▸ **Written instruction**
Write the material out again exactly.

::: Dataset records :::

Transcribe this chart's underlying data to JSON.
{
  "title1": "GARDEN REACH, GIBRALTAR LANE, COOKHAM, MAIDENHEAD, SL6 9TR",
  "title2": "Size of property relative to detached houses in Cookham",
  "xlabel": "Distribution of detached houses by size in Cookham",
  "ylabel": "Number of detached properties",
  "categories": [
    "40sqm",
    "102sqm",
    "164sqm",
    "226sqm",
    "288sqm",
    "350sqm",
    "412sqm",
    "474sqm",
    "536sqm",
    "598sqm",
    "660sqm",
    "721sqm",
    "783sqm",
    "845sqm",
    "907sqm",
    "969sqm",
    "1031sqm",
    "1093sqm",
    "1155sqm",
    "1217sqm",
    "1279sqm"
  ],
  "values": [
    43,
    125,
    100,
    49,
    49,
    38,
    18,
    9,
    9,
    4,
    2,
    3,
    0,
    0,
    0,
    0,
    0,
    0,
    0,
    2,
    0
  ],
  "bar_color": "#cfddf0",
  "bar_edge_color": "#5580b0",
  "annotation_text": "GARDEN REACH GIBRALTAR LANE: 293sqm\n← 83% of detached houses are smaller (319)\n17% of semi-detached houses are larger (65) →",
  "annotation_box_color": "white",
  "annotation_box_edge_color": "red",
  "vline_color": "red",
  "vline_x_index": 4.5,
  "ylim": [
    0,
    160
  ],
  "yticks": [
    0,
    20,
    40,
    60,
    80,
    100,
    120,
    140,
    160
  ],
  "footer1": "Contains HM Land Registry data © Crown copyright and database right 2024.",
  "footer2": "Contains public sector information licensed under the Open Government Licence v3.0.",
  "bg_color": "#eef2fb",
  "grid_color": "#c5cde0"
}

:::

▸ **Solution to this task**
Transcribe this chart's underlying data to JSON.
{
  "title1": "GARDEN REACH, GIBRALTAR LANE, COOKHAM, MAIDENHEAD, SL6 9TR",
  "title2": "Size of property relative to detached houses in Cookham",
  "xlabel": "Distribution of detached houses by size in Cookham",
  "ylabel": "Number of detached properties",
  "categories": [
    "40sqm",
    "102sqm",
    "164sqm",
    "226sqm",
    "288sqm",
    "350sqm",
    "412sqm",
    "474sqm",
    "536sqm",
    "598sqm",
    "660sqm",
    "721sqm",
    "783sqm",
    "845sqm",
    "907sqm",
    "969sqm",
    "1031sqm",
    "1093sqm",
    "1155sqm",
    "1217sqm",
    "1279sqm"
  ],
  "values": [
    43,
    125,
    100,
    49,
    49,
    38,
    18,
    9,
    9,
    4,
    2,
    3,
    0,
    0,
    0,
    0,
    0,
    0,
    0,
    2,
    0
  ],
  "bar_color": "#cfddf0",
  "bar_edge_color": "#5580b0",
  "annotation_text": "GARDEN REACH GIBRALTAR LANE: 293sqm\n← 83% of detached houses are smaller (319)\n17% of semi-detached houses are larger (65) →",
  "annotation_box_color": "white",
  "annotation_box_edge_color": "red",
  "vline_color": "red",
  "vline_x_index": 4.5,
  "ylim": [
    0,
    160
  ],
  "yticks": [
    0,
    20,
    40,
    60,
    80,
    100,
    120,
    140,
    160
  ],
  "footer1": "Contains HM Land Registry data © Crown copyright and database right 2024.",
  "footer2": "Contains public sector information licensed under the Open Government Licence v3.0.",
  "bg_color": "#eef2fb",
  "grid_color": "#c5cde0"
}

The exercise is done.